Records contained in a dataset:

* start *

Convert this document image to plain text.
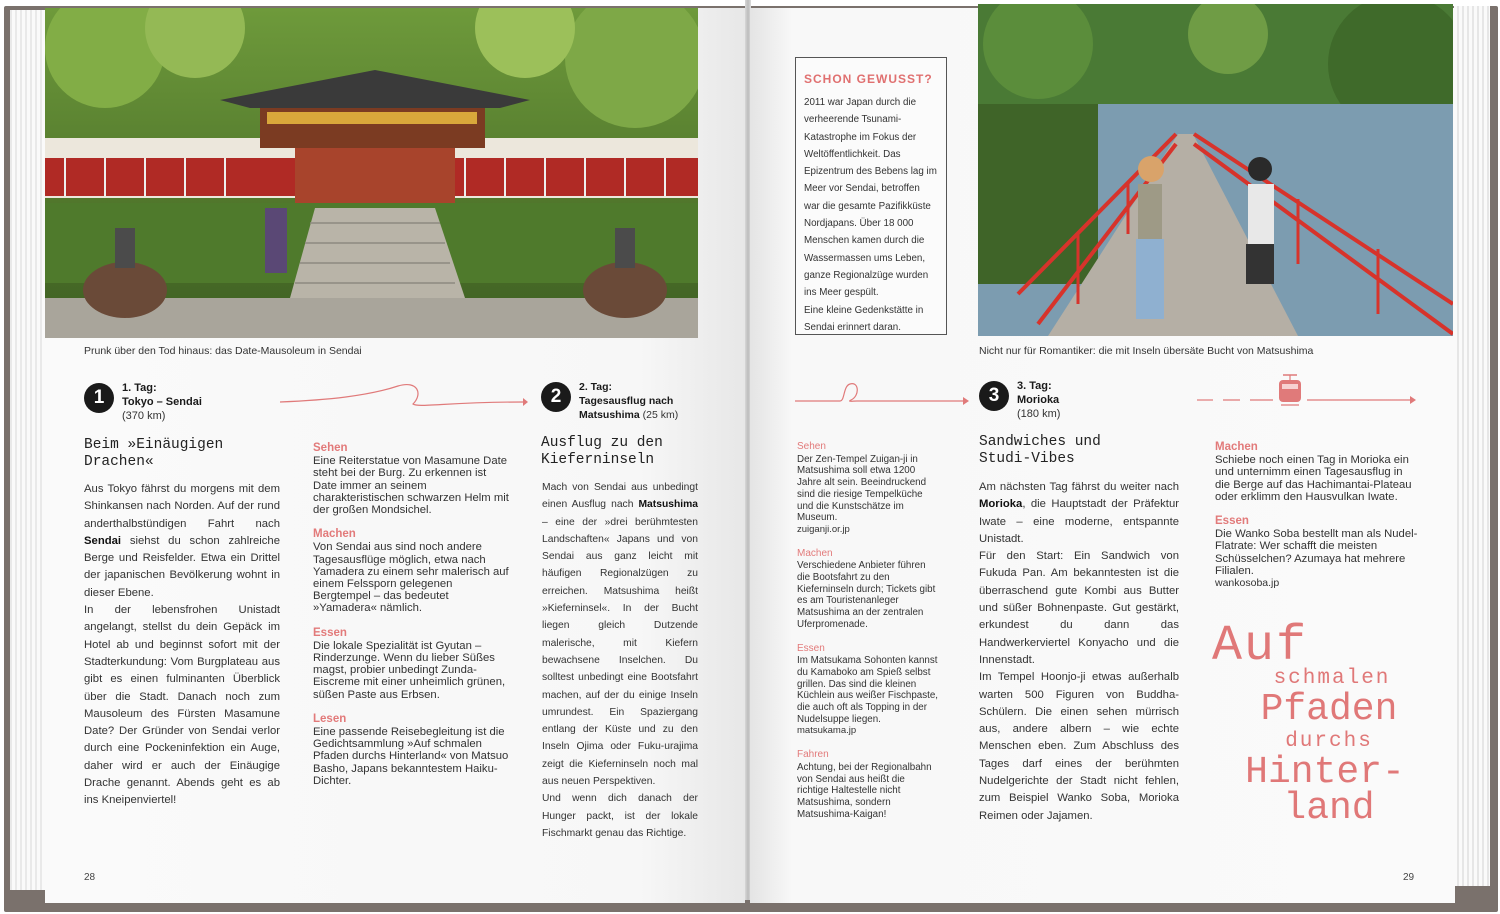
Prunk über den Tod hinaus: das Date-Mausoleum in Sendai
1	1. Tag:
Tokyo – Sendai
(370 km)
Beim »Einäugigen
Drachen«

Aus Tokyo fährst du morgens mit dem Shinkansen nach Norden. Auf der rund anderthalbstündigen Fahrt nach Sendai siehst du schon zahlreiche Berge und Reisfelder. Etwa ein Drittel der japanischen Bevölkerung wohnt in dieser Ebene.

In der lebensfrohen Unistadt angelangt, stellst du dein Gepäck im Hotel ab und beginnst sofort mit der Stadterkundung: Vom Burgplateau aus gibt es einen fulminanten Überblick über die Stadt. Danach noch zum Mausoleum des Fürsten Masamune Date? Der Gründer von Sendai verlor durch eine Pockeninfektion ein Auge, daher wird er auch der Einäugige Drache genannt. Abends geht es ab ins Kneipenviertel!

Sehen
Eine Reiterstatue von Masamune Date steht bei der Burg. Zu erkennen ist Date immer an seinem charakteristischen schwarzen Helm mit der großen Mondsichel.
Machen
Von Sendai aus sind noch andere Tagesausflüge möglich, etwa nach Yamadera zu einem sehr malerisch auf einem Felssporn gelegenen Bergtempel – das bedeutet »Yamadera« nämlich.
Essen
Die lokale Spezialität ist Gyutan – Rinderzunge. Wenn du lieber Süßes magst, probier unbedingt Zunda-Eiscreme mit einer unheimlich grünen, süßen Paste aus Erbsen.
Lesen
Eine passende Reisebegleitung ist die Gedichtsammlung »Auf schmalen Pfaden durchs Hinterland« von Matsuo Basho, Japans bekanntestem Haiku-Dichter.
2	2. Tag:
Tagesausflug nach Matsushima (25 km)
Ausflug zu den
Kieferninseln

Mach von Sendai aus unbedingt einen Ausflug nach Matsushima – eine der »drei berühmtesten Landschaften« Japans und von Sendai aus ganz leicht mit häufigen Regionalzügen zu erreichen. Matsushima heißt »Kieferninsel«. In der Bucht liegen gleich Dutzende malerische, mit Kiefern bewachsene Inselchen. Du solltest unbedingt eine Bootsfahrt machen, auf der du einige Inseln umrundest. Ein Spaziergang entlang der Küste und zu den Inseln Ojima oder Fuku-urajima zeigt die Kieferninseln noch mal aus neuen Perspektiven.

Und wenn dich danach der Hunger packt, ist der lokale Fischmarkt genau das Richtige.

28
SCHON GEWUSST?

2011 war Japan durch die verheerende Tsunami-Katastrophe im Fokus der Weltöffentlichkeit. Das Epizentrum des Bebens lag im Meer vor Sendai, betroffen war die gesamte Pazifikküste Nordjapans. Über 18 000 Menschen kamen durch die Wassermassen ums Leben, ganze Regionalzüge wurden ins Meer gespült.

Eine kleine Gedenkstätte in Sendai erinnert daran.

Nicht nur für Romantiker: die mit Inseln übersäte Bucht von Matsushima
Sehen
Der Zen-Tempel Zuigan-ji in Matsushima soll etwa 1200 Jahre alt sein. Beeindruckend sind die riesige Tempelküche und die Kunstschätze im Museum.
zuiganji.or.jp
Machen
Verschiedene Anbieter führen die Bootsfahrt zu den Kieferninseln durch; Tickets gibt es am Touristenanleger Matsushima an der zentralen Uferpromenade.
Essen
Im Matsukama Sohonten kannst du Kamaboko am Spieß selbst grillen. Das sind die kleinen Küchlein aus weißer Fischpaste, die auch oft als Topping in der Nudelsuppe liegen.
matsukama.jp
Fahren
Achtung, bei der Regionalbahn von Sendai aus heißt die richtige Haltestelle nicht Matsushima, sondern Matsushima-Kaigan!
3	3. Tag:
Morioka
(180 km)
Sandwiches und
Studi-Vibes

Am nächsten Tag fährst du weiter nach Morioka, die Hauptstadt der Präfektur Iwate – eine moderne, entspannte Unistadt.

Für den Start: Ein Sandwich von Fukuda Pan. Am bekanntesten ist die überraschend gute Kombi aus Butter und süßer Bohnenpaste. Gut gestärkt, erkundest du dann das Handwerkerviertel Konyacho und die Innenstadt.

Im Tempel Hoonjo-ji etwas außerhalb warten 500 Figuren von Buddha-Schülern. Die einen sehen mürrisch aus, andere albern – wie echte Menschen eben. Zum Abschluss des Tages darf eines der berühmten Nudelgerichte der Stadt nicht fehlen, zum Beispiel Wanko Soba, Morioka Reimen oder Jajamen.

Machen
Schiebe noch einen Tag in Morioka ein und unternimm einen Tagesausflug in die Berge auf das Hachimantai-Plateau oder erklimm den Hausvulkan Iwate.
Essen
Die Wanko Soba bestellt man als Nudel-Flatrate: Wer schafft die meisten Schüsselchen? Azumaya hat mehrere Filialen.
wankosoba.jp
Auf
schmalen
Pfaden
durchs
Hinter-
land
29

* end *
* start *

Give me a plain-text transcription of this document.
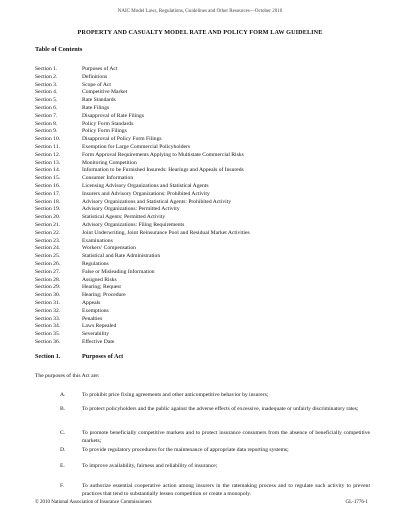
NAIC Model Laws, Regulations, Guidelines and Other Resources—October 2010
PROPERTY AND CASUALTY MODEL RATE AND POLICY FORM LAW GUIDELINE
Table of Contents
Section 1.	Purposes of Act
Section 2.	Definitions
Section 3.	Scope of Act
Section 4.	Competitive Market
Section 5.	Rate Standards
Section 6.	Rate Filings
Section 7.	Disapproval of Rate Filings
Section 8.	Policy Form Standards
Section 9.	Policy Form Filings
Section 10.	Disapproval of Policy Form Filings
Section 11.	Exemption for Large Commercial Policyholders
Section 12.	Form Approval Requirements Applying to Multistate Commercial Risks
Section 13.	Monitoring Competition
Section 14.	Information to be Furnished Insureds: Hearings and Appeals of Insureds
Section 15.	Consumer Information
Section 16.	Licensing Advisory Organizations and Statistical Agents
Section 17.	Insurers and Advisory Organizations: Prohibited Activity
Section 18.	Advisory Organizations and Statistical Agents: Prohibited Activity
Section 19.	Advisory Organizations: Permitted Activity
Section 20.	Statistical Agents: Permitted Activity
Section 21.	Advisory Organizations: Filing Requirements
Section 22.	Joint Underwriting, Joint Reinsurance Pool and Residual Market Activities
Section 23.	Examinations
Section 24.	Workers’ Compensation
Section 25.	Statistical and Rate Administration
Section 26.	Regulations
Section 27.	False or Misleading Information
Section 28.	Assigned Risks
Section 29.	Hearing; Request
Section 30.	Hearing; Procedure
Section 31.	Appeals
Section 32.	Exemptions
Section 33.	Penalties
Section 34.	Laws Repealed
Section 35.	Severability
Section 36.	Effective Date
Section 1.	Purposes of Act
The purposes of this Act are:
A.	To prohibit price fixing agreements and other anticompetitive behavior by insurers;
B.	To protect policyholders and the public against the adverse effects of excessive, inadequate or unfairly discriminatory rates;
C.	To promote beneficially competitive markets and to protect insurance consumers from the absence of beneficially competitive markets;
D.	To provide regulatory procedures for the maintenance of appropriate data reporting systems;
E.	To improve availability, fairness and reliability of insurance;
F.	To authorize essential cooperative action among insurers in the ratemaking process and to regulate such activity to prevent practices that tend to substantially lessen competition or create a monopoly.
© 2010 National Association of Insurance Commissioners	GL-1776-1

* end *
* start *

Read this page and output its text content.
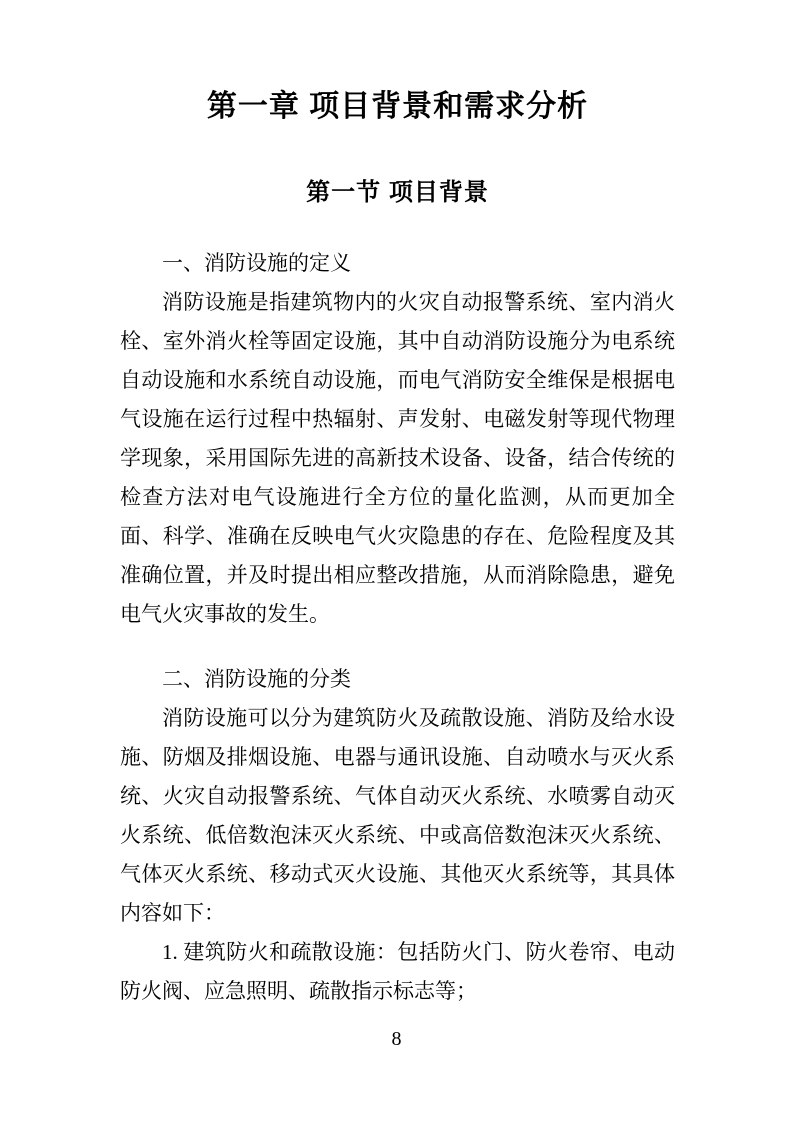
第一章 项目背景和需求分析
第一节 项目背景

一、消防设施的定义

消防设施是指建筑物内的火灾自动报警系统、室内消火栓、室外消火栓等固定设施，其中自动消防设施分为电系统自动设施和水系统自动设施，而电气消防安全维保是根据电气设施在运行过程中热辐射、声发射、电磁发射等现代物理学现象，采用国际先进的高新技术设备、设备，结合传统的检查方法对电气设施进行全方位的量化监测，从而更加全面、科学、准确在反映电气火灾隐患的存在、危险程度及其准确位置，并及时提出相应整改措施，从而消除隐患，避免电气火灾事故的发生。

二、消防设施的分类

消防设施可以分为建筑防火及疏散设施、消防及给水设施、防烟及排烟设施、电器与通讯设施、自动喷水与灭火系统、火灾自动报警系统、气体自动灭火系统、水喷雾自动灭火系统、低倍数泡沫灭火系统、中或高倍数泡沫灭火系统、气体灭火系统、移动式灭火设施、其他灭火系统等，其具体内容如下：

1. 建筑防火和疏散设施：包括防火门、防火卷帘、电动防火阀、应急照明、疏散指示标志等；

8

* end *

Written exercise: Every line in the data that holds "Permitted" should be copied out.

The output:
Section 19.	Advisory Organizations: Permitted Activity
Section 20.	Statistical Agents: Permitted Activity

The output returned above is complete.